>> START

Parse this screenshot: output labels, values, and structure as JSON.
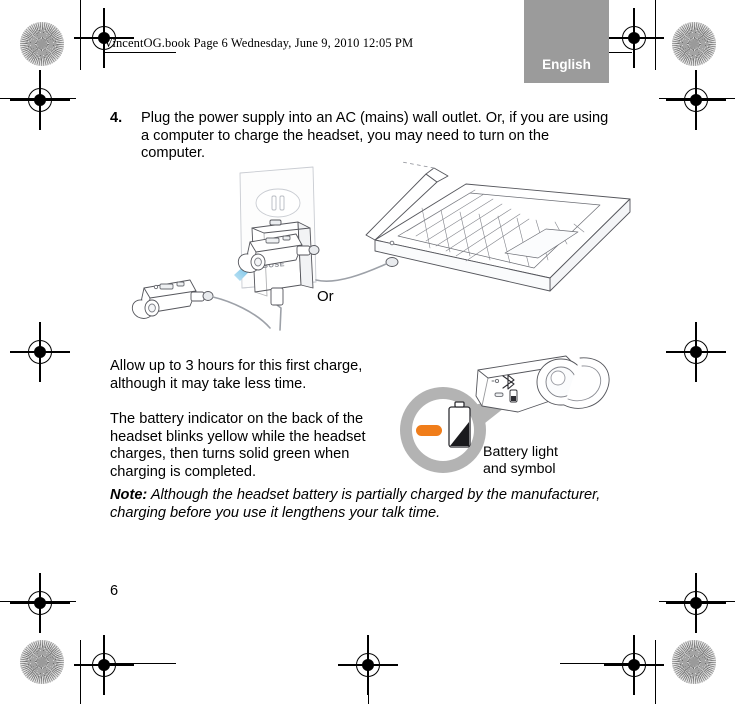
{
  "header": {
    "file_line": "VincentOG.book  Page 6  Wednesday, June 9, 2010  12:05 PM",
    "language_tab": "English",
    "tab_color": "#9b9b9b"
  },
  "step": {
    "number": "4.",
    "text": "Plug the power supply into an AC (mains) wall outlet. Or, if you are using a computer to charge the headset, you may need to turn on the computer."
  },
  "figure_top": {
    "or_label": "Or",
    "adapter_brand": "BOSE",
    "arrow_color": "#1b9ad6"
  },
  "paragraphs": {
    "charge_time": "Allow up to 3 hours for this first charge, although it may take less time.",
    "indicator": "The battery indicator on the back of the headset blinks yellow while the headset charges, then turns solid green when charging is completed."
  },
  "note": {
    "label": "Note:",
    "text": "Although the headset battery is partially charged by the manufacturer, charging before you use it lengthens your talk time."
  },
  "figure_bottom": {
    "caption_line1": "Battery light",
    "caption_line2": "and symbol",
    "led_color": "#f07d1a",
    "callout_color": "#b3b3b3"
  },
  "footer": {
    "page_number": "6"
  }
}
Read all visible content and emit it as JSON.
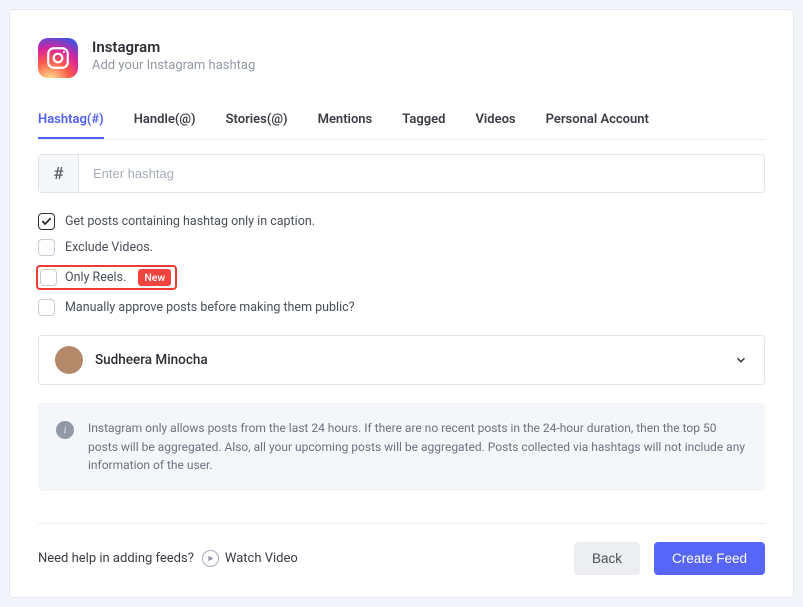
{
  "header": {
    "title": "Instagram",
    "subtitle": "Add your Instagram hashtag"
  },
  "tabs": [
    "Hashtag(#)",
    "Handle(@)",
    "Stories(@)",
    "Mentions",
    "Tagged",
    "Videos",
    "Personal Account"
  ],
  "input": {
    "addon": "#",
    "placeholder": "Enter hashtag"
  },
  "options": {
    "caption": "Get posts containing hashtag only in caption.",
    "exclude_videos": "Exclude Videos.",
    "only_reels": "Only Reels.",
    "only_reels_badge": "New",
    "manual_approve": "Manually approve posts before making them public?"
  },
  "user": {
    "name": "Sudheera Minocha"
  },
  "info": "Instagram only allows posts from the last 24 hours. If there are no recent posts in the 24-hour duration, then the top 50 posts will be aggregated. Also, all your upcoming posts will be aggregated. Posts collected via hashtags will not include any information of the user.",
  "footer": {
    "help": "Need help in adding feeds?",
    "watch": "Watch Video",
    "back": "Back",
    "create": "Create Feed"
  }
}
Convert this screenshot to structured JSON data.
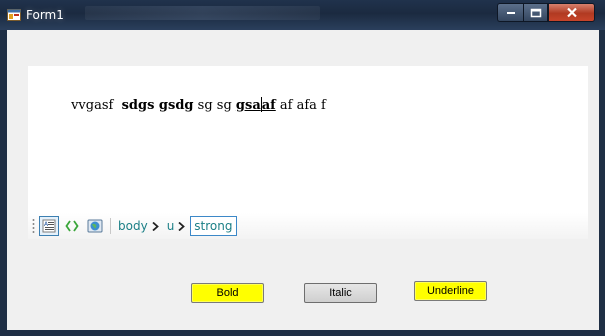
{
  "window": {
    "title": "Form1"
  },
  "editor": {
    "segments": [
      {
        "text": "vvgasf  ",
        "bold": false,
        "underline": false
      },
      {
        "text": "sdgs gsdg",
        "bold": true,
        "underline": false
      },
      {
        "text": " sg sg ",
        "bold": false,
        "underline": false
      },
      {
        "text": "gsa",
        "bold": true,
        "underline": true
      },
      {
        "text": "af",
        "bold": true,
        "underline": true
      },
      {
        "text": " af afa f",
        "bold": false,
        "underline": false
      }
    ]
  },
  "breadcrumb": {
    "items": [
      {
        "label": "body",
        "selected": false
      },
      {
        "label": "u",
        "selected": false
      },
      {
        "label": "strong",
        "selected": true
      }
    ]
  },
  "buttons": {
    "bold": "Bold",
    "italic": "Italic",
    "underline": "Underline"
  },
  "icons": {
    "app": "app-window-icon",
    "design_view": "design-view-icon",
    "source_view": "source-code-icon",
    "preview": "preview-globe-icon"
  },
  "colors": {
    "bold_button_bg": "#ffff00",
    "underline_button_bg": "#ffff00",
    "italic_button_bg": "#d6d6d6",
    "crumb_text": "#1b7f86",
    "titlebar": "#1f2f45",
    "close_button": "#c7442a"
  }
}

>> END

Stated problem:
Go through the material above and count the lines that include "user". Give the number alone.

Task result:
2